Required work: Will you transcribe all the entries word for word, skipping the pictures they hold?

--- Begin The input ---

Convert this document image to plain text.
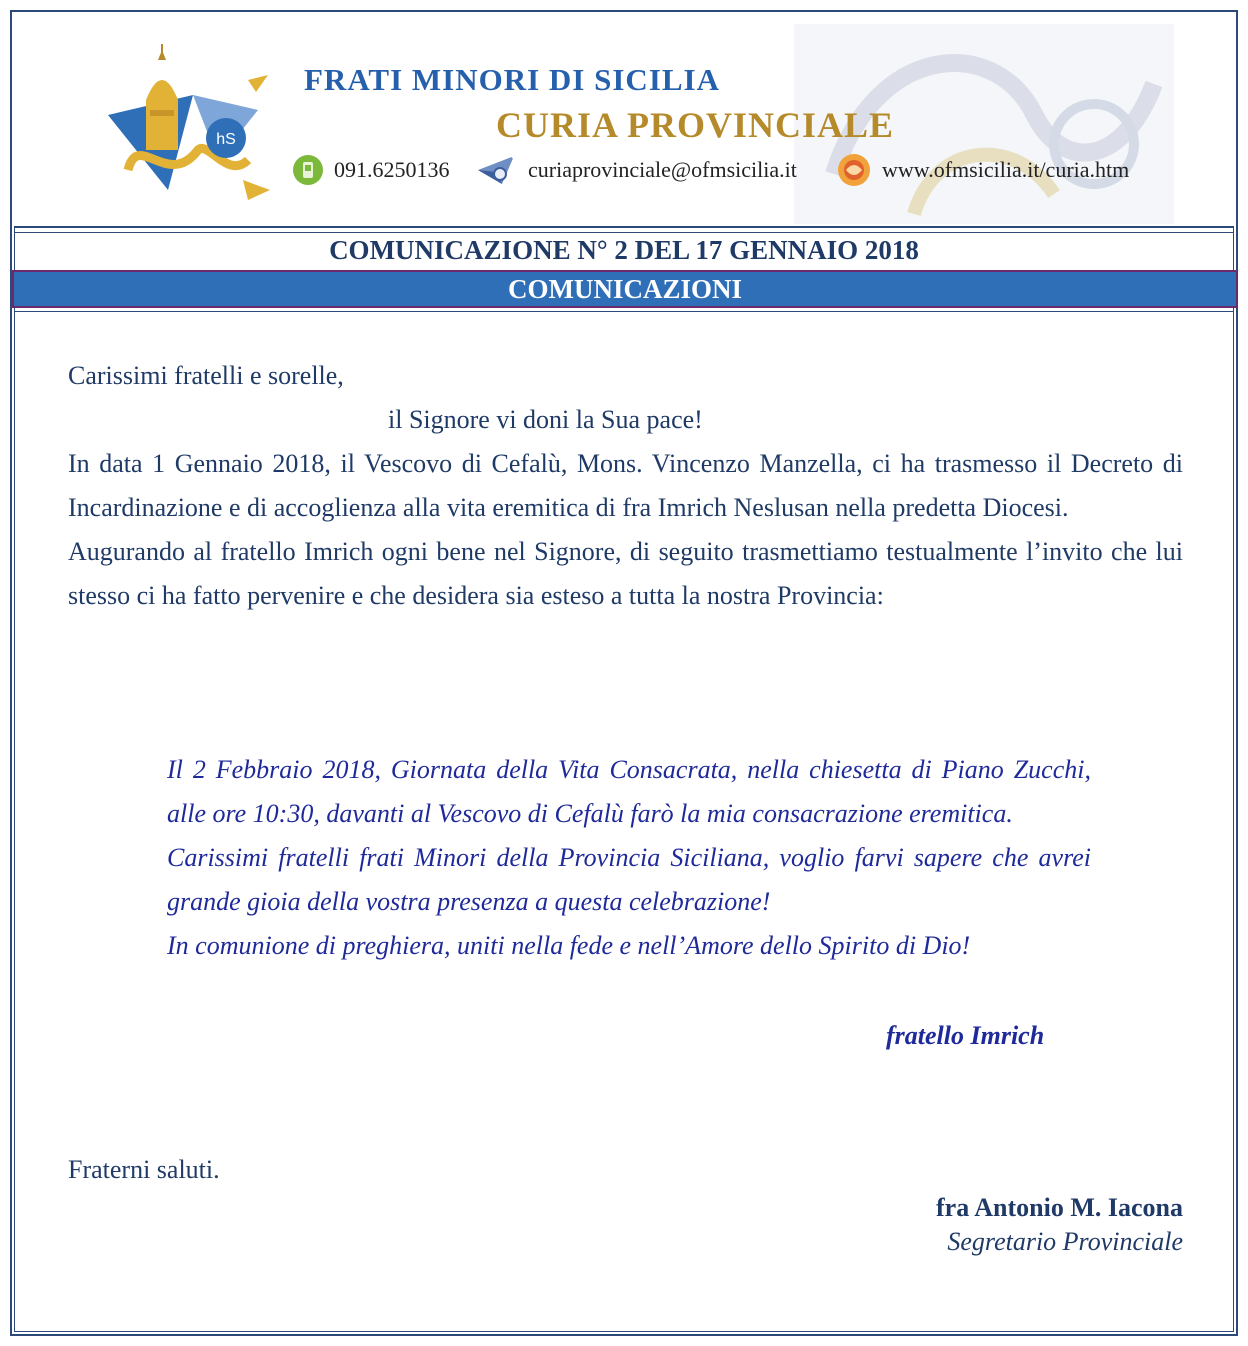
hS
FRATI MINORI DI SICILIA
CURIA PROVINCIALE
091.6250136	curiaprovinciale@ofmsicilia.it	www.ofmsicilia.it/curia.htm
COMUNICAZIONE N° 2 DEL 17 GENNAIO 2018
COMUNICAZIONI

Carissimi fratelli e sorelle,

il Signore vi doni la Sua pace!

In data 1 Gennaio 2018, il Vescovo di Cefalù, Mons. Vincenzo Manzella, ci ha trasmesso il Decreto di Incardinazione e di accoglienza alla vita eremitica di fra Imrich Neslusan nella predetta Diocesi.

Augurando al fratello Imrich ogni bene nel Signore, di seguito trasmettiamo testualmente l’invito che lui stesso ci ha fatto pervenire e che desidera sia esteso a tutta la nostra Provincia:

Il 2 Febbraio 2018, Giornata della Vita Consacrata, nella chiesetta di Piano Zucchi, alle ore 10:30, davanti al Vescovo di Cefalù farò la mia consacrazione eremitica.

Carissimi fratelli frati Minori della Provincia Siciliana, voglio farvi sapere che avrei grande gioia della vostra presenza a questa celebrazione!

In comunione di preghiera, uniti nella fede e nell’Amore dello Spirito di Dio!

fratello Imrich
Fraterni saluti.
fra Antonio M. Iacona
Segretario Provinciale
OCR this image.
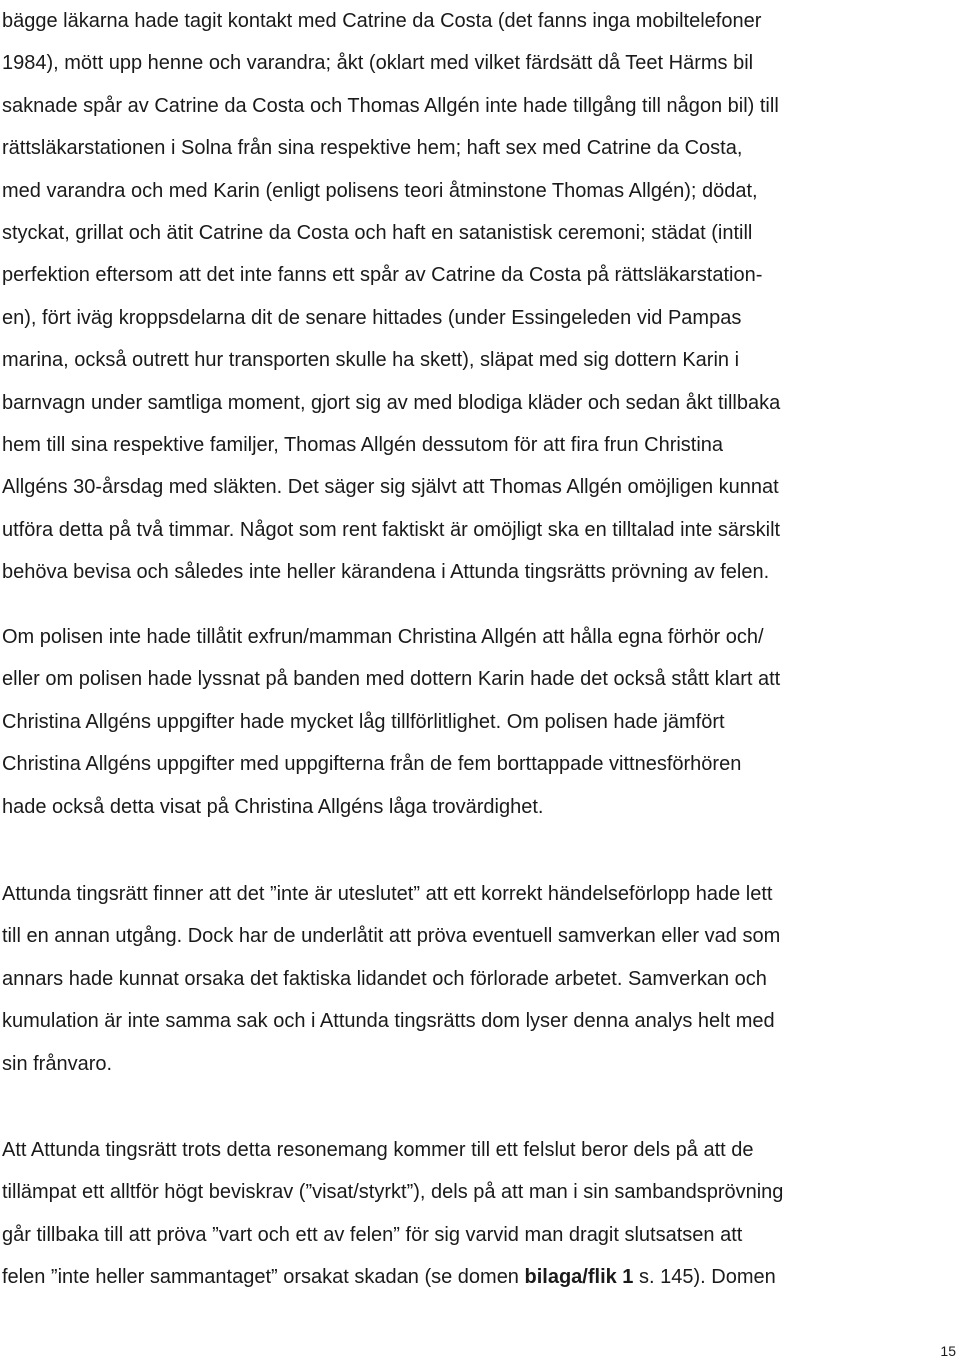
bägge läkarna hade tagit kontakt med Catrine da Costa (det fanns inga mobiltelefoner
1984), mött upp henne och varandra; åkt (oklart med vilket färdsätt då Teet Härms bil
saknade spår av Catrine da Costa och Thomas Allgén inte hade tillgång till någon bil) till
rättsläkarstationen i Solna från sina respektive hem; haft sex med Catrine da Costa,
med varandra och med Karin (enligt polisens teori åtminstone Thomas Allgén); dödat,
styckat, grillat och ätit Catrine da Costa och haft en satanistisk ceremoni; städat (intill
perfektion eftersom att det inte fanns ett spår av Catrine da Costa på rättsläkarstation-
en), fört iväg kroppsdelarna dit de senare hittades (under Essingeleden vid Pampas
marina, också outrett hur transporten skulle ha skett), släpat med sig dottern Karin i
barnvagn under samtliga moment, gjort sig av med blodiga kläder och sedan åkt tillbaka
hem till sina respektive familjer, Thomas Allgén dessutom för att fira frun Christina
Allgéns 30-årsdag med släkten. Det säger sig självt att Thomas Allgén omöjligen kunnat
utföra detta på två timmar. Något som rent faktiskt är omöjligt ska en tilltalad inte särskilt
behöva bevisa och således inte heller kärandena i Attunda tingsrätts prövning av felen.

Om polisen inte hade tillåtit exfrun/mamman Christina Allgén att hålla egna förhör och/
eller om polisen hade lyssnat på banden med dottern Karin hade det också stått klart att
Christina Allgéns uppgifter hade mycket låg tillförlitlighet. Om polisen hade jämfört
Christina Allgéns uppgifter med uppgifterna från de fem borttappade vittnesförhören
hade också detta visat på Christina Allgéns låga trovärdighet.

Attunda tingsrätt finner att det ”inte är uteslutet” att ett korrekt händelseförlopp hade lett
till en annan utgång. Dock har de underlåtit att pröva eventuell samverkan eller vad som
annars hade kunnat orsaka det faktiska lidandet och förlorade arbetet. Samverkan och
kumulation är inte samma sak och i Attunda tingsrätts dom lyser denna analys helt med
sin frånvaro.

Att Attunda tingsrätt trots detta resonemang kommer till ett felslut beror dels på att de
tillämpat ett alltför högt beviskrav (”visat/styrkt”), dels på att man i sin sambandsprövning
går tillbaka till att pröva ”vart och ett av felen” för sig varvid man dragit slutsatsen att
felen ”inte heller sammantaget” orsakat skadan (se domen bilaga/flik 1 s. 145). Domen

15
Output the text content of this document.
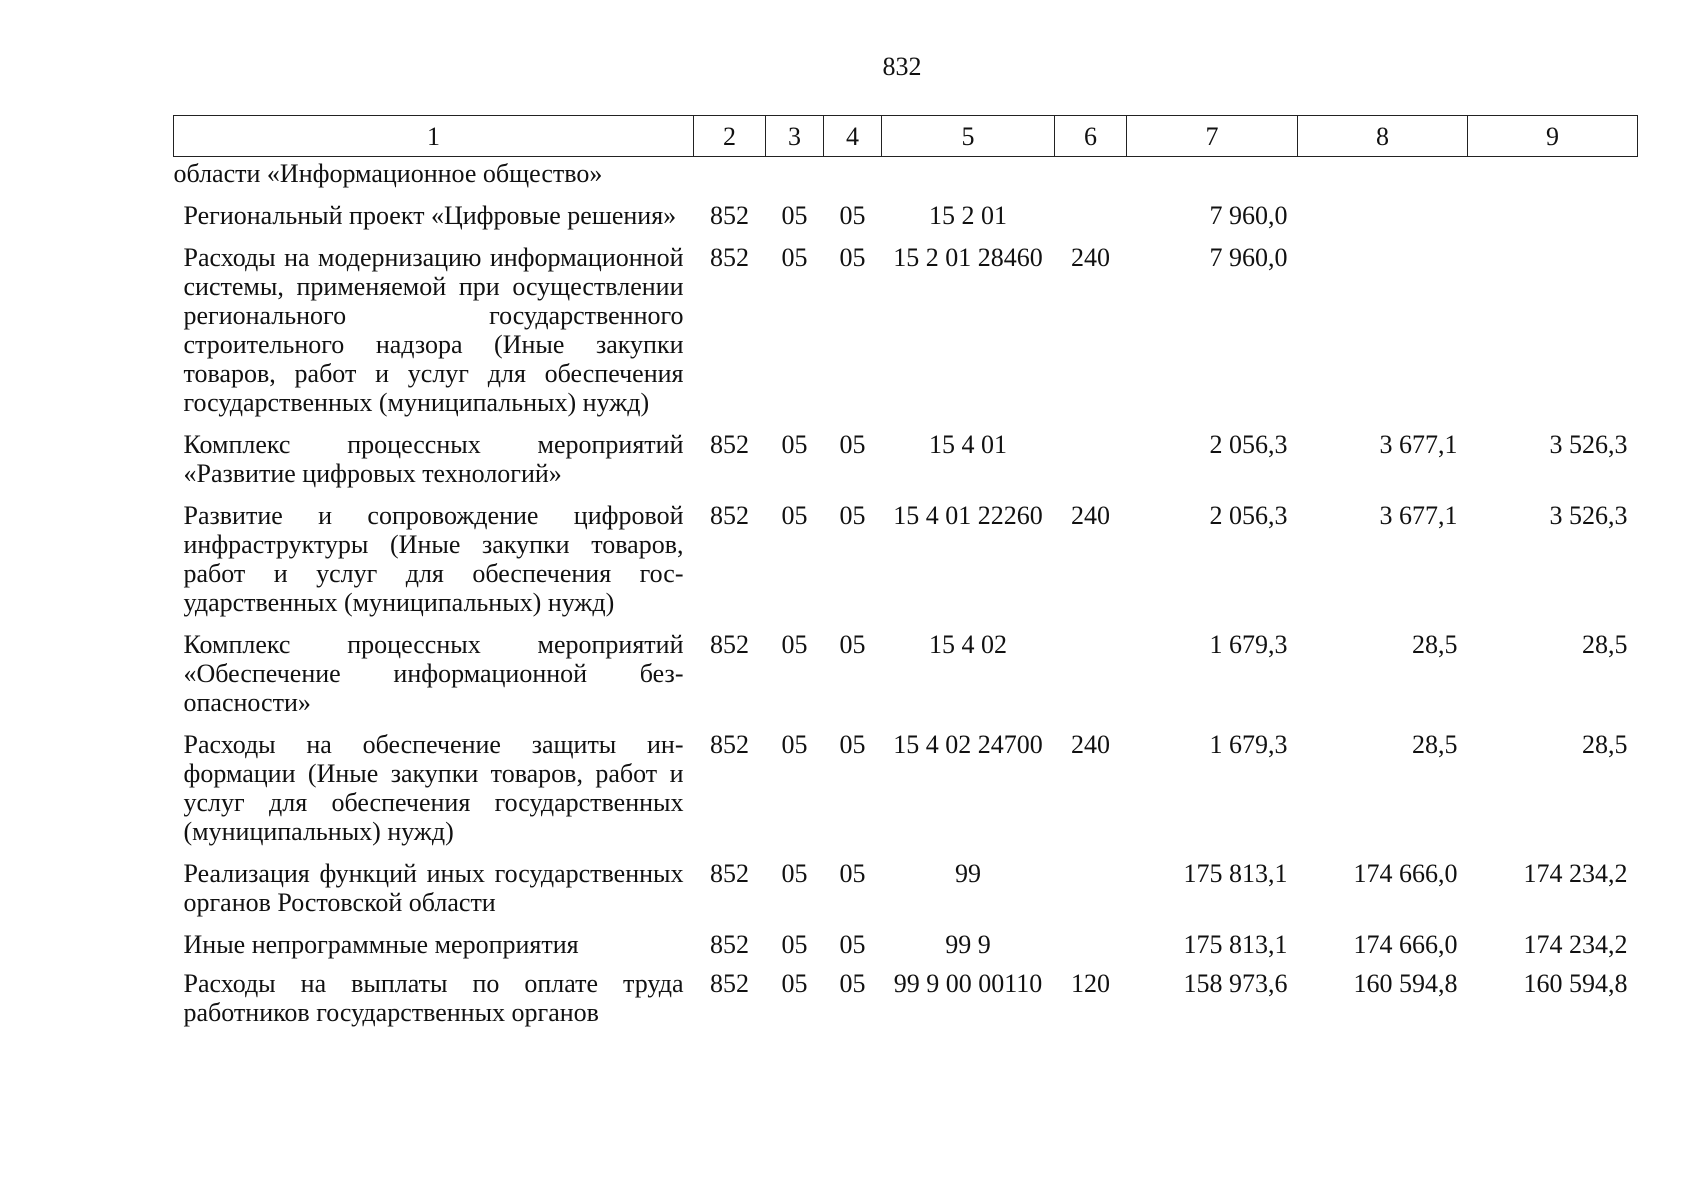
832
1	2	3	4	5	6	7	8	9
области «Информационное общество»								
Региональный проект «Цифровые решения»	852	05	05	15 2 01		7 960,0		
Расходы на модернизацию информационной системы, применяемой при осуществлении регионального государственного строительного надзора (Иные закупки товаров, работ и услуг для обеспечения государственных (муниципальных) нужд)	852	05	05	15 2 01 28460	240	7 960,0		
Комплекс процессных мероприятий «Развитие цифровых технологий»	852	05	05	15 4 01		2 056,3	3 677,1	3 526,3
Развитие и сопровождение цифровой инфраструктуры (Иные закупки товаров, работ и услуг для обеспечения государственных (муниципальных) нужд)	852	05	05	15 4 01 22260	240	2 056,3	3 677,1	3 526,3
Комплекс процессных мероприятий «Обеспечение информационной безопасности»	852	05	05	15 4 02		1 679,3	28,5	28,5
Расходы на обеспечение защиты информации (Иные закупки товаров, работ и услуг для обеспечения государственных (муниципальных) нужд)	852	05	05	15 4 02 24700	240	1 679,3	28,5	28,5
Реализация функций иных государственных органов Ростовской области	852	05	05	99		175 813,1	174 666,0	174 234,2
Иные непрограммные мероприятия	852	05	05	99 9		175 813,1	174 666,0	174 234,2
Расходы на выплаты по оплате труда работников государственных органов	852	05	05	99 9 00 00110	120	158 973,6	160 594,8	160 594,8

--- End The input ---

Finished task:
Convert this document image to plain text.
hS
FRATI MINORI DI SICILIA
CURIA PROVINCIALE
091.6250136	curiaprovinciale@ofmsicilia.it	www.ofmsicilia.it/curia.htm
COMUNICAZIONE N° 2 DEL 17 GENNAIO 2018
COMUNICAZIONI

Carissimi fratelli e sorelle,

il Signore vi doni la Sua pace!

In data 1 Gennaio 2018, il Vescovo di Cefalù, Mons. Vincenzo Manzella, ci ha trasmesso il Decreto di Incardinazione e di accoglienza alla vita eremitica di fra Imrich Neslusan nella predetta Diocesi.

Augurando al fratello Imrich ogni bene nel Signore, di seguito trasmettiamo testualmente l’invito che lui stesso ci ha fatto pervenire e che desidera sia esteso a tutta la nostra Provincia:

Il 2 Febbraio 2018, Giornata della Vita Consacrata, nella chiesetta di Piano Zucchi, alle ore 10:30, davanti al Vescovo di Cefalù farò la mia consacrazione eremitica.

Carissimi fratelli frati Minori della Provincia Siciliana, voglio farvi sapere che avrei grande gioia della vostra presenza a questa celebrazione!

In comunione di preghiera, uniti nella fede e nell’Amore dello Spirito di Dio!

fratello Imrich
Fraterni saluti.
fra Antonio M. Iacona
Segretario Provinciale
OCR this image.
bägge läkarna hade tagit kontakt med Catrine da Costa (det fanns inga mobiltelefoner
1984), mött upp henne och varandra; åkt (oklart med vilket färdsätt då Teet Härms bil
saknade spår av Catrine da Costa och Thomas Allgén inte hade tillgång till någon bil) till
rättsläkarstationen i Solna från sina respektive hem; haft sex med Catrine da Costa,
med varandra och med Karin (enligt polisens teori åtminstone Thomas Allgén); dödat,
styckat, grillat och ätit Catrine da Costa och haft en satanistisk ceremoni; städat (intill
perfektion eftersom att det inte fanns ett spår av Catrine da Costa på rättsläkarstation-
en), fört iväg kroppsdelarna dit de senare hittades (under Essingeleden vid Pampas
marina, också outrett hur transporten skulle ha skett), släpat med sig dottern Karin i
barnvagn under samtliga moment, gjort sig av med blodiga kläder och sedan åkt tillbaka
hem till sina respektive familjer, Thomas Allgén dessutom för att fira frun Christina
Allgéns 30-årsdag med släkten. Det säger sig självt att Thomas Allgén omöjligen kunnat
utföra detta på två timmar. Något som rent faktiskt är omöjligt ska en tilltalad inte särskilt
behöva bevisa och således inte heller kärandena i Attunda tingsrätts prövning av felen.

Om polisen inte hade tillåtit exfrun/mamman Christina Allgén att hålla egna förhör och/
eller om polisen hade lyssnat på banden med dottern Karin hade det också stått klart att
Christina Allgéns uppgifter hade mycket låg tillförlitlighet. Om polisen hade jämfört
Christina Allgéns uppgifter med uppgifterna från de fem borttappade vittnesförhören
hade också detta visat på Christina Allgéns låga trovärdighet.

Attunda tingsrätt finner att det ”inte är uteslutet” att ett korrekt händelseförlopp hade lett
till en annan utgång. Dock har de underlåtit att pröva eventuell samverkan eller vad som
annars hade kunnat orsaka det faktiska lidandet och förlorade arbetet. Samverkan och
kumulation är inte samma sak och i Attunda tingsrätts dom lyser denna analys helt med
sin frånvaro.

Att Attunda tingsrätt trots detta resonemang kommer till ett felslut beror dels på att de
tillämpat ett alltför högt beviskrav (”visat/styrkt”), dels på att man i sin sambandsprövning
går tillbaka till att pröva ”vart och ett av felen” för sig varvid man dragit slutsatsen att
felen ”inte heller sammantaget” orsakat skadan (se domen bilaga/flik 1 s. 145). Domen

15
Output the text content of this document.
832
1	2	3	4	5	6	7	8	9
области «Информационное общество»								
Региональный проект «Цифровые решения»	852	05	05	15 2 01		7 960,0		
Расходы на модернизацию информационной системы, применяемой при осуществлении регионального государственного строительного надзора (Иные закупки товаров, работ и услуг для обеспечения государственных (муниципальных) нужд)	852	05	05	15 2 01 28460	240	7 960,0		
Комплекс процессных мероприятий «Развитие цифровых технологий»	852	05	05	15 4 01		2 056,3	3 677,1	3 526,3
Развитие и сопровождение цифровой инфраструктуры (Иные закупки товаров, работ и услуг для обеспечения государственных (муниципальных) нужд)	852	05	05	15 4 01 22260	240	2 056,3	3 677,1	3 526,3
Комплекс процессных мероприятий «Обеспечение информационной безопасности»	852	05	05	15 4 02		1 679,3	28,5	28,5
Расходы на обеспечение защиты информации (Иные закупки товаров, работ и услуг для обеспечения государственных (муниципальных) нужд)	852	05	05	15 4 02 24700	240	1 679,3	28,5	28,5
Реализация функций иных государственных органов Ростовской области	852	05	05	99		175 813,1	174 666,0	174 234,2
Иные непрограммные мероприятия	852	05	05	99 9		175 813,1	174 666,0	174 234,2
Расходы на выплаты по оплате труда работников государственных органов	852	05	05	99 9 00 00110	120	158 973,6	160 594,8	160 594,8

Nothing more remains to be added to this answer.